** Start of Extracted records **

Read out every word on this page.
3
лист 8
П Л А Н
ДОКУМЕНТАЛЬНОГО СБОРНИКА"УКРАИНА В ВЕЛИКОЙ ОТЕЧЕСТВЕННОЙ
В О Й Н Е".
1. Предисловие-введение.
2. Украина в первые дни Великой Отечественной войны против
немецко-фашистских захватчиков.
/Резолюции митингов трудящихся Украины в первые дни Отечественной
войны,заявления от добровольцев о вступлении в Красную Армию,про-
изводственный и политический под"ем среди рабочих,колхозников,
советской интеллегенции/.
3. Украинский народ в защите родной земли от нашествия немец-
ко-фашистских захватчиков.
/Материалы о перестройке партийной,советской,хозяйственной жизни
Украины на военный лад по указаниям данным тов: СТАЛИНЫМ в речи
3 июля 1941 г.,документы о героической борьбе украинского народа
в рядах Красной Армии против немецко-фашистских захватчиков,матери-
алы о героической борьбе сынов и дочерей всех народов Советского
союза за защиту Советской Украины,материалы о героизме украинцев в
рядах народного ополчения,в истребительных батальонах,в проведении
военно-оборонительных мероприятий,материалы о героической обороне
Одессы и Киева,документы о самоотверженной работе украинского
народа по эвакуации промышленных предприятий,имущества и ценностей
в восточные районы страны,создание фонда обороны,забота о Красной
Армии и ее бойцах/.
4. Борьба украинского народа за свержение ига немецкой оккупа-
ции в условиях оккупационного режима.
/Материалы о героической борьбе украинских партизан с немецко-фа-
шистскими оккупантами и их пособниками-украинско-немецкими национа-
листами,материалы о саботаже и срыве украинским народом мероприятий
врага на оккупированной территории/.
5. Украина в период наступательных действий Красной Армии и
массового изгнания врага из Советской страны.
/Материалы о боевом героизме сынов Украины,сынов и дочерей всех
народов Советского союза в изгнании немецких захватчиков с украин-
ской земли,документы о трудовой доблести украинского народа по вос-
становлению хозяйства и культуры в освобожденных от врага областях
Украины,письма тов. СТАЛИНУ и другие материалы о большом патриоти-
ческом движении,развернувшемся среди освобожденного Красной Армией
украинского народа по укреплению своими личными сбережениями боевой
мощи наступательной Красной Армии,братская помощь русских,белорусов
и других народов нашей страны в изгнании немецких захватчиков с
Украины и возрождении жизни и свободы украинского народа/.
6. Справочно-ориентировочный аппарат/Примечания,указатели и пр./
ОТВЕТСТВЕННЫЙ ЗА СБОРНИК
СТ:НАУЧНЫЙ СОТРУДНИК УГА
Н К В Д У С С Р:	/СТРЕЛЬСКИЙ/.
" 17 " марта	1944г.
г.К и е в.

** End of Extracted records **

*What you should do*.
Copy each line in the data that holds the word "Украины".

*Solution to this task*.
/Резолюции митингов трудящихся Украины в первые дни Отечественной
Украины на военный лад по указаниям данным тов: СТАЛИНЫМ в речи
союза за защиту Советской Украины,материалы о героизме украинцев в
/Материалы о боевом героизме сынов Украины,сынов и дочерей всех
Украины,письма тов. СТАЛИНУ и другие материалы о большом патриоти-
Украины и возрождении жизни и свободы украинского народа/.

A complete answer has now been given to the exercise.